Without the pictures, reproduce the records that follow exactly.
— Begin RECORDS SUPPLIED —
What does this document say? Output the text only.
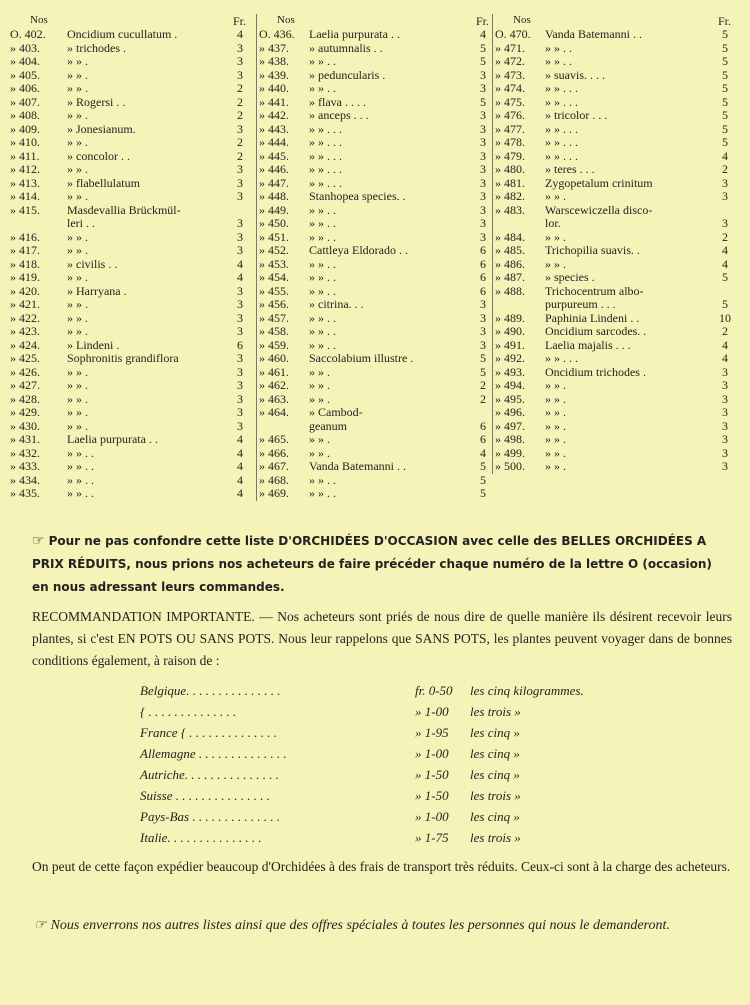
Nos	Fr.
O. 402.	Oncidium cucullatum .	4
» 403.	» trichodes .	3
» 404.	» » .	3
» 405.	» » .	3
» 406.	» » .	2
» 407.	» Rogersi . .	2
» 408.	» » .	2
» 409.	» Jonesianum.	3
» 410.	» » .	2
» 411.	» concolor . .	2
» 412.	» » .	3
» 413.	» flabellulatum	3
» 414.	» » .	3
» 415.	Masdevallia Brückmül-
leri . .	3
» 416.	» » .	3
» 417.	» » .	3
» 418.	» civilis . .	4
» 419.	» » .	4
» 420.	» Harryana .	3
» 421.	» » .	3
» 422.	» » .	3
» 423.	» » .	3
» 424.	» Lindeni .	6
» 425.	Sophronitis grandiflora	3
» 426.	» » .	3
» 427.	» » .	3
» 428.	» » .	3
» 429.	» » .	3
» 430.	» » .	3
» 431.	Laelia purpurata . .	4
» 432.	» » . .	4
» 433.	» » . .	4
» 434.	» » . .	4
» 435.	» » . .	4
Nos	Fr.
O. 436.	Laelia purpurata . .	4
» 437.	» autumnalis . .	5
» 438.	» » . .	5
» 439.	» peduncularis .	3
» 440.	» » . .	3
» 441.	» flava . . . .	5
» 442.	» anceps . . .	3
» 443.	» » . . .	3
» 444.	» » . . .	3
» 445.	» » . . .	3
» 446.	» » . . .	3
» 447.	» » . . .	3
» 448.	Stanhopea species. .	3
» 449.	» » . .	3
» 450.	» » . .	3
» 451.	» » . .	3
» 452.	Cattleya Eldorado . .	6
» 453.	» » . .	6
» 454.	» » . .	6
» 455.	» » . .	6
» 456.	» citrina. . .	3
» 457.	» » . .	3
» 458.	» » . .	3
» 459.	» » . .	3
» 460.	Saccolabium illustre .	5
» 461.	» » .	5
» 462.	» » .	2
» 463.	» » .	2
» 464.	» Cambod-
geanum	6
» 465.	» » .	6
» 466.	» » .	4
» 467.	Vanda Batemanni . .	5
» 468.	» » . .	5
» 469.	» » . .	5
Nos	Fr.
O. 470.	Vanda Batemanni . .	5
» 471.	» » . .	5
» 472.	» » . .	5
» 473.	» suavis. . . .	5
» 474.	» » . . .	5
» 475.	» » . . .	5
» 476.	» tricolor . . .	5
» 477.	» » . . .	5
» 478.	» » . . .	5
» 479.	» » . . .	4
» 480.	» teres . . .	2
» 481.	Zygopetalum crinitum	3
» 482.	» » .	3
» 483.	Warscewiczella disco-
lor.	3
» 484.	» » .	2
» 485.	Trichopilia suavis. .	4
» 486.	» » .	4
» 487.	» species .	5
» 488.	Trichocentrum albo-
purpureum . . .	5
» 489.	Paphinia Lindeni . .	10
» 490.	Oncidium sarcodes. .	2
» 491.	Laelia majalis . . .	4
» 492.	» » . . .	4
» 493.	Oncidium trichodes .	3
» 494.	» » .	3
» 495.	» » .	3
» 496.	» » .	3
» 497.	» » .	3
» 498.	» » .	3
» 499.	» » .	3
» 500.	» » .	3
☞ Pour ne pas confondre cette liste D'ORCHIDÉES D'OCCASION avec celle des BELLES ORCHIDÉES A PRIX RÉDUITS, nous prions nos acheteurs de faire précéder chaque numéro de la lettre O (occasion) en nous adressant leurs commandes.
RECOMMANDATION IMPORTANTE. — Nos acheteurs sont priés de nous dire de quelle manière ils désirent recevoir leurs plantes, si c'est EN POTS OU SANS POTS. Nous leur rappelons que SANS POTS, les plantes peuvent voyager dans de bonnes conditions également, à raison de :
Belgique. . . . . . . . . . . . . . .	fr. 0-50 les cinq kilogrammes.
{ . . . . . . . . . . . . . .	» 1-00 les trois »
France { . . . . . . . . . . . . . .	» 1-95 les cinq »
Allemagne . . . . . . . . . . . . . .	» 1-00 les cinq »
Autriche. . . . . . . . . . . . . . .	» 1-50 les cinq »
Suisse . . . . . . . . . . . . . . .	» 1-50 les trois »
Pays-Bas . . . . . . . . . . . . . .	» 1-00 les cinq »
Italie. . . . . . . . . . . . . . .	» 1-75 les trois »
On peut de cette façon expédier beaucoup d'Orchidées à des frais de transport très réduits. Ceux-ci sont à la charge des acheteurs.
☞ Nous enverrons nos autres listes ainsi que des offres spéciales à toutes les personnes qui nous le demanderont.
— End RECORDS SUPPLIED —
- [FULL OUTPUT]
What does this document say? Output the text only.
Nos	Fr.
O. 402.	Oncidium cucullatum .	4
» 403.	» trichodes .	3
» 404.	» » .	3
» 405.	» » .	3
» 406.	» » .	2
» 407.	» Rogersi . .	2
» 408.	» » .	2
» 409.	» Jonesianum.	3
» 410.	» » .	2
» 411.	» concolor . .	2
» 412.	» » .	3
» 413.	» flabellulatum	3
» 414.	» » .	3
» 415.	Masdevallia Brückmül-
leri . .	3
» 416.	» » .	3
» 417.	» » .	3
» 418.	» civilis . .	4
» 419.	» » .	4
» 420.	» Harryana .	3
» 421.	» » .	3
» 422.	» » .	3
» 423.	» » .	3
» 424.	» Lindeni .	6
» 425.	Sophronitis grandiflora	3
» 426.	» » .	3
» 427.	» » .	3
» 428.	» » .	3
» 429.	» » .	3
» 430.	» » .	3
» 431.	Laelia purpurata . .	4
» 432.	» » . .	4
» 433.	» » . .	4
» 434.	» » . .	4
» 435.	» » . .	4
Nos	Fr.
O. 436.	Laelia purpurata . .	4
» 437.	» autumnalis . .	5
» 438.	» » . .	5
» 439.	» peduncularis .	3
» 440.	» » . .	3
» 441.	» flava . . . .	5
» 442.	» anceps . . .	3
» 443.	» » . . .	3
» 444.	» » . . .	3
» 445.	» » . . .	3
» 446.	» » . . .	3
» 447.	» » . . .	3
» 448.	Stanhopea species. .	3
» 449.	» » . .	3
» 450.	» » . .	3
» 451.	» » . .	3
» 452.	Cattleya Eldorado . .	6
» 453.	» » . .	6
» 454.	» » . .	6
» 455.	» » . .	6
» 456.	» citrina. . .	3
» 457.	» » . .	3
» 458.	» » . .	3
» 459.	» » . .	3
» 460.	Saccolabium illustre .	5
» 461.	» » .	5
» 462.	» » .	2
» 463.	» » .	2
» 464.	» Cambod-
geanum	6
» 465.	» » .	6
» 466.	» » .	4
» 467.	Vanda Batemanni . .	5
» 468.	» » . .	5
» 469.	» » . .	5
Nos	Fr.
O. 470.	Vanda Batemanni . .	5
» 471.	» » . .	5
» 472.	» » . .	5
» 473.	» suavis. . . .	5
» 474.	» » . . .	5
» 475.	» » . . .	5
» 476.	» tricolor . . .	5
» 477.	» » . . .	5
» 478.	» » . . .	5
» 479.	» » . . .	4
» 480.	» teres . . .	2
» 481.	Zygopetalum crinitum	3
» 482.	» » .	3
» 483.	Warscewiczella disco-
lor.	3
» 484.	» » .	2
» 485.	Trichopilia suavis. .	4
» 486.	» » .	4
» 487.	» species .	5
» 488.	Trichocentrum albo-
purpureum . . .	5
» 489.	Paphinia Lindeni . .	10
» 490.	Oncidium sarcodes. .	2
» 491.	Laelia majalis . . .	4
» 492.	» » . . .	4
» 493.	Oncidium trichodes .	3
» 494.	» » .	3
» 495.	» » .	3
» 496.	» » .	3
» 497.	» » .	3
» 498.	» » .	3
» 499.	» » .	3
» 500.	» » .	3
☞ Pour ne pas confondre cette liste D'ORCHIDÉES D'OCCASION avec celle des BELLES ORCHIDÉES A PRIX RÉDUITS, nous prions nos acheteurs de faire précéder chaque numéro de la lettre O (occasion) en nous adressant leurs commandes.
RECOMMANDATION IMPORTANTE. — Nos acheteurs sont priés de nous dire de quelle manière ils désirent recevoir leurs plantes, si c'est EN POTS OU SANS POTS. Nous leur rappelons que SANS POTS, les plantes peuvent voyager dans de bonnes conditions également, à raison de :
Belgique. . . . . . . . . . . . . . .	fr. 0-50 les cinq kilogrammes.
{ . . . . . . . . . . . . . .	» 1-00 les trois »
France { . . . . . . . . . . . . . .	» 1-95 les cinq »
Allemagne . . . . . . . . . . . . . .	» 1-00 les cinq »
Autriche. . . . . . . . . . . . . . .	» 1-50 les cinq »
Suisse . . . . . . . . . . . . . . .	» 1-50 les trois »
Pays-Bas . . . . . . . . . . . . . .	» 1-00 les cinq »
Italie. . . . . . . . . . . . . . .	» 1-75 les trois »
On peut de cette façon expédier beaucoup d'Orchidées à des frais de transport très réduits. Ceux-ci sont à la charge des acheteurs.
☞ Nous enverrons nos autres listes ainsi que des offres spéciales à toutes les personnes qui nous le demanderont.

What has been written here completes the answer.